> [To be done]: Report how many lines of the records below include the word "name". Give nothing but the number.

> [Exercise inputs]:
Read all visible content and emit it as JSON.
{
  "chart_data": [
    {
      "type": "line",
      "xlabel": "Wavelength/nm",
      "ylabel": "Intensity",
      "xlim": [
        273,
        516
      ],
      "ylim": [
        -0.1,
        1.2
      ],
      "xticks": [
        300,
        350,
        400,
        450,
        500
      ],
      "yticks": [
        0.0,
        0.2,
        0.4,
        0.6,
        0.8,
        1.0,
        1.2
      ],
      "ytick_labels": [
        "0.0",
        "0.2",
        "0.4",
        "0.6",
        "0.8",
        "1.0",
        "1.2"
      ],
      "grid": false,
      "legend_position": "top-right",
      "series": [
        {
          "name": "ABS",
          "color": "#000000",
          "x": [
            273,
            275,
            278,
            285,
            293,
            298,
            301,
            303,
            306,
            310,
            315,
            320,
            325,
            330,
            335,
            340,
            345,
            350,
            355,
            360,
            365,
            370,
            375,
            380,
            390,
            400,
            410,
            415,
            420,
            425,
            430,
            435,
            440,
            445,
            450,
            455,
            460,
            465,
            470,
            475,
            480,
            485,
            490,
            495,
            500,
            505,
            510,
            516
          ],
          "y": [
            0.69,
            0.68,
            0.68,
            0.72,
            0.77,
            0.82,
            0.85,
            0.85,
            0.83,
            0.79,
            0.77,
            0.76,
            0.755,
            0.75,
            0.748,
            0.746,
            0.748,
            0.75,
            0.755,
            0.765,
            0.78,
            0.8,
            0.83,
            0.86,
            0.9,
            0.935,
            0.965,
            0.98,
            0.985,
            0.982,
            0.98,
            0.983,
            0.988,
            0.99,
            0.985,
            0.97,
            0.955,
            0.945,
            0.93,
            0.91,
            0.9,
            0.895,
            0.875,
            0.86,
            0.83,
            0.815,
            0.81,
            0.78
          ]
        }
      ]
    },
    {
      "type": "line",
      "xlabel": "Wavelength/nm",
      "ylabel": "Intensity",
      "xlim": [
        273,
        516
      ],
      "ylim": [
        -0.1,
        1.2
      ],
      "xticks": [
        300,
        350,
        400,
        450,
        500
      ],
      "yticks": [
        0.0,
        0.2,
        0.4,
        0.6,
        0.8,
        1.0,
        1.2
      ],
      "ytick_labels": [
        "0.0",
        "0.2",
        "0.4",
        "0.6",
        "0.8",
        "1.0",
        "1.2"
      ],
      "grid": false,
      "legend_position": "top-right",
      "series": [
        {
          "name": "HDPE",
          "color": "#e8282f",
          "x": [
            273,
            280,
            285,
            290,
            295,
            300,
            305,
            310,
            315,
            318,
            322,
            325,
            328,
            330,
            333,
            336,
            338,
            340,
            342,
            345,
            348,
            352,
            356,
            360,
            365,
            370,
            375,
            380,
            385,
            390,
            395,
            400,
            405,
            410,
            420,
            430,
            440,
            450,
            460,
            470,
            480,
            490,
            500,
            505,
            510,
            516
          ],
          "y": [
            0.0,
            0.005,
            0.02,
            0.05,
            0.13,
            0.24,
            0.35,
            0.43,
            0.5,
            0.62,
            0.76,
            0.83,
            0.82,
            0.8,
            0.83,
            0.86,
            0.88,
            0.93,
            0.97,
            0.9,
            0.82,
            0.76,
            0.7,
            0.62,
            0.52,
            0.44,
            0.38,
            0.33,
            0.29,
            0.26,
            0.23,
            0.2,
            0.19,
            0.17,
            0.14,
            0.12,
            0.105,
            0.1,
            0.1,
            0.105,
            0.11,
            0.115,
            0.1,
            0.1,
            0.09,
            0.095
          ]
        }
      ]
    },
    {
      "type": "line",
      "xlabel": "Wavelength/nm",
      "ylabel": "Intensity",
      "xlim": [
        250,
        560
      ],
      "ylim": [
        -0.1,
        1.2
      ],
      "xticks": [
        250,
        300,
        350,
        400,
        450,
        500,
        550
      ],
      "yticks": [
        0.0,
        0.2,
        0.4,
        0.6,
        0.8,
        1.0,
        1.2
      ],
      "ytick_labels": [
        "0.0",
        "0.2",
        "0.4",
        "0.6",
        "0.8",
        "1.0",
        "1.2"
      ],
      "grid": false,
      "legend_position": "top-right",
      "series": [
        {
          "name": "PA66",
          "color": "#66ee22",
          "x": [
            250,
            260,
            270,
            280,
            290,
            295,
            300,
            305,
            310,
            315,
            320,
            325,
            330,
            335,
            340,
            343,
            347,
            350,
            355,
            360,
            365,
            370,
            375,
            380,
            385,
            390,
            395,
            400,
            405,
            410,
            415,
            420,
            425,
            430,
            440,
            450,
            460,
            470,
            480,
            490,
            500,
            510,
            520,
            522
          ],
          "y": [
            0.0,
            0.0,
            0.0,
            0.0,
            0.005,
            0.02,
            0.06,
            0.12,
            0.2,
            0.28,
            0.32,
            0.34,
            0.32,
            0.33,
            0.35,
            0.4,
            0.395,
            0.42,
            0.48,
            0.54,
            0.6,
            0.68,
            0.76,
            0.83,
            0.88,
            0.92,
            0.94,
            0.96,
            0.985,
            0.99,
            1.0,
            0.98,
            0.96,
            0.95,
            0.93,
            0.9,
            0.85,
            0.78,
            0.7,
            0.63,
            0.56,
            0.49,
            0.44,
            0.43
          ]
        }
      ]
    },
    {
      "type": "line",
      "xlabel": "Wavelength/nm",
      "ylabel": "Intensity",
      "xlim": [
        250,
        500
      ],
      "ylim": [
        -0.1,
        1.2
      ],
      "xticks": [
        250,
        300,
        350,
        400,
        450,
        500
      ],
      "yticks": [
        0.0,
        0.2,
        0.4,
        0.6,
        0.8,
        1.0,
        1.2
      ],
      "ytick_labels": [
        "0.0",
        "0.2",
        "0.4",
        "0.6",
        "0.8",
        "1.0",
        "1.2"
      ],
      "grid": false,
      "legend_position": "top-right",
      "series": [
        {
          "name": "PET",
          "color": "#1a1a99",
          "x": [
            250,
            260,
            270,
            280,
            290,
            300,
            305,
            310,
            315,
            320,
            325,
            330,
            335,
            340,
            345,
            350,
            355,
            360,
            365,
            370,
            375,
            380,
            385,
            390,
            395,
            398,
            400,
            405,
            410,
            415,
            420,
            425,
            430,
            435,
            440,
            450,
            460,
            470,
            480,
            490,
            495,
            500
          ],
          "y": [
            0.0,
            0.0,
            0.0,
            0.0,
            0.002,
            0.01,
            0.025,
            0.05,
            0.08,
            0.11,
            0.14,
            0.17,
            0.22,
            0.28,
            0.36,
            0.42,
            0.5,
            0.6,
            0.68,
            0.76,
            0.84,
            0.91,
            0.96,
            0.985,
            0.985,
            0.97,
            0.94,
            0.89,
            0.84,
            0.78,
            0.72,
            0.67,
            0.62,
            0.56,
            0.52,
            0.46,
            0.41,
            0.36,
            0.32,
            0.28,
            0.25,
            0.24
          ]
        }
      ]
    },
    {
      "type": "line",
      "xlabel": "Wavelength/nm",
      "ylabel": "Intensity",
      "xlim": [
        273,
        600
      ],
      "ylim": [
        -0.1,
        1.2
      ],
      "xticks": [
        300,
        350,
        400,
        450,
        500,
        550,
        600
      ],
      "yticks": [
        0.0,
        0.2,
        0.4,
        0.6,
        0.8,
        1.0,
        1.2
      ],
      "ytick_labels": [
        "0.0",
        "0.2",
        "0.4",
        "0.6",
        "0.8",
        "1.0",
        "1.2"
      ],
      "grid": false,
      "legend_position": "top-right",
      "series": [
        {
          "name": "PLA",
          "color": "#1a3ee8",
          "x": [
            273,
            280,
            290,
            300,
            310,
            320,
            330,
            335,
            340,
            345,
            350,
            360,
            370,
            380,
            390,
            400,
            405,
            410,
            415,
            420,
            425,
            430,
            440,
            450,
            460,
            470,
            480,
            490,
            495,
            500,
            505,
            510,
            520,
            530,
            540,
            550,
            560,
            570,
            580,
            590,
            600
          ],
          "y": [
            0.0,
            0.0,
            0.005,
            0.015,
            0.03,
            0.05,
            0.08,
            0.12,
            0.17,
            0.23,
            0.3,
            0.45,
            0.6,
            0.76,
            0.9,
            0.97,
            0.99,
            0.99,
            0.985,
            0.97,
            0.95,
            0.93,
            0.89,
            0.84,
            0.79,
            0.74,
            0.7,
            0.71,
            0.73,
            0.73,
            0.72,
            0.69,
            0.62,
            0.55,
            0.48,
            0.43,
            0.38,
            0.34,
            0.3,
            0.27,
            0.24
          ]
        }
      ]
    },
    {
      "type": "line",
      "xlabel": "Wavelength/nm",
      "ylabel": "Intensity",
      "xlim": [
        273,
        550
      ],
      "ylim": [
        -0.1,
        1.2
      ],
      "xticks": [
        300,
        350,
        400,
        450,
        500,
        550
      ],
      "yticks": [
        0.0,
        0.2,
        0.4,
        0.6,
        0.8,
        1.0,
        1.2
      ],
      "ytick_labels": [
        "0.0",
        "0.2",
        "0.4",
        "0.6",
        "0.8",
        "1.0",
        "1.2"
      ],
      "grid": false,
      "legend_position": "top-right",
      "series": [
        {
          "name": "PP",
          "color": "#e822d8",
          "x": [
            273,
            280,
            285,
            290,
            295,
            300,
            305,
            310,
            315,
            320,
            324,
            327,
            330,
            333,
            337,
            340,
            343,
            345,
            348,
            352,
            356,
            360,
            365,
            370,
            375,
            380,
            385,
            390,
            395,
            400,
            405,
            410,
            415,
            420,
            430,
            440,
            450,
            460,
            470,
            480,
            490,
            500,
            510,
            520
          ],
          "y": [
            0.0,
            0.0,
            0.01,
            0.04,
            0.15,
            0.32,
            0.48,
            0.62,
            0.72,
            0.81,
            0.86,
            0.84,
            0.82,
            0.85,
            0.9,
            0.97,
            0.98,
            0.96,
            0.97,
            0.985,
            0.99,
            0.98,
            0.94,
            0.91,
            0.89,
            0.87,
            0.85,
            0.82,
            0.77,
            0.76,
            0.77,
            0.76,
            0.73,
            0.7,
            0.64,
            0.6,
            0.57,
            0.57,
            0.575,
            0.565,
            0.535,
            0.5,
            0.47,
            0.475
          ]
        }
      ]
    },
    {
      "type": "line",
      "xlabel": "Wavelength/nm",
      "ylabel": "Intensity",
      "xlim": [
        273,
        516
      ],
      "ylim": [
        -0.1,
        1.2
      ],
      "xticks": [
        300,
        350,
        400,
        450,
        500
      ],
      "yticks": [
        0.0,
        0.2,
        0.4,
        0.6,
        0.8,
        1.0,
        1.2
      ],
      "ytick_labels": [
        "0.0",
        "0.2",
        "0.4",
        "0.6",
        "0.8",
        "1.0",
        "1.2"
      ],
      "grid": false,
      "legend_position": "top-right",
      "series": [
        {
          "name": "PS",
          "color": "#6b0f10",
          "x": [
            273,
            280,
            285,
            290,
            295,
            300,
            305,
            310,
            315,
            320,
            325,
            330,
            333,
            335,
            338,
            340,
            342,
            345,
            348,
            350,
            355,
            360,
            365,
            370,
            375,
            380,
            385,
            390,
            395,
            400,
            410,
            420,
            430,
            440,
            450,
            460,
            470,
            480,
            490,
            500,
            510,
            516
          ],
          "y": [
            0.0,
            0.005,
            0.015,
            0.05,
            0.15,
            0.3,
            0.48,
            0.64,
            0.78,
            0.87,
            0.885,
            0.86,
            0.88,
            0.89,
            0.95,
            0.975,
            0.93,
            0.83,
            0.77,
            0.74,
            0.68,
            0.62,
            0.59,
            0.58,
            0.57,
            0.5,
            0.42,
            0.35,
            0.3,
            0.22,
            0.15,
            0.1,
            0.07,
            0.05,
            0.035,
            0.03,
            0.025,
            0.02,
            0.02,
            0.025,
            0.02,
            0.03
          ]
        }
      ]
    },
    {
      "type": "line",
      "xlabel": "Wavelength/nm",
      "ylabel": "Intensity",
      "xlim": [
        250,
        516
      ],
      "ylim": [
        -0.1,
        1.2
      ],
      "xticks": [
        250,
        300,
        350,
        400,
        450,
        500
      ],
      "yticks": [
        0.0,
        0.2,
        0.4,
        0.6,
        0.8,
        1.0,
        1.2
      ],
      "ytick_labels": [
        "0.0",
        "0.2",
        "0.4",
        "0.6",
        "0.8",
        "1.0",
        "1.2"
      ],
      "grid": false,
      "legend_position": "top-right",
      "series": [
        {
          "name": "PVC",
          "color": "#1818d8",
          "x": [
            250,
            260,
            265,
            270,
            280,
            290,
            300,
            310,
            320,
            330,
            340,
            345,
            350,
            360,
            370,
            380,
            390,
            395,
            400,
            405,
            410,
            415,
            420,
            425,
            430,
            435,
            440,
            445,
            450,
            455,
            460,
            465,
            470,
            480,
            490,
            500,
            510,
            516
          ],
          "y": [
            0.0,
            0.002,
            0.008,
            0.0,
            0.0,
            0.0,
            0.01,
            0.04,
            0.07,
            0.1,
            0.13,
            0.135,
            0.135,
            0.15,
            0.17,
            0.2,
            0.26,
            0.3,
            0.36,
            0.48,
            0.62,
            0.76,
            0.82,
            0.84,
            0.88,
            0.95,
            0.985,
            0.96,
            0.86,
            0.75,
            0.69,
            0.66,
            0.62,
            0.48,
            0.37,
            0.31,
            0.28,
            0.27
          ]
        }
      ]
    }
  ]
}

> [Exercise response]: 8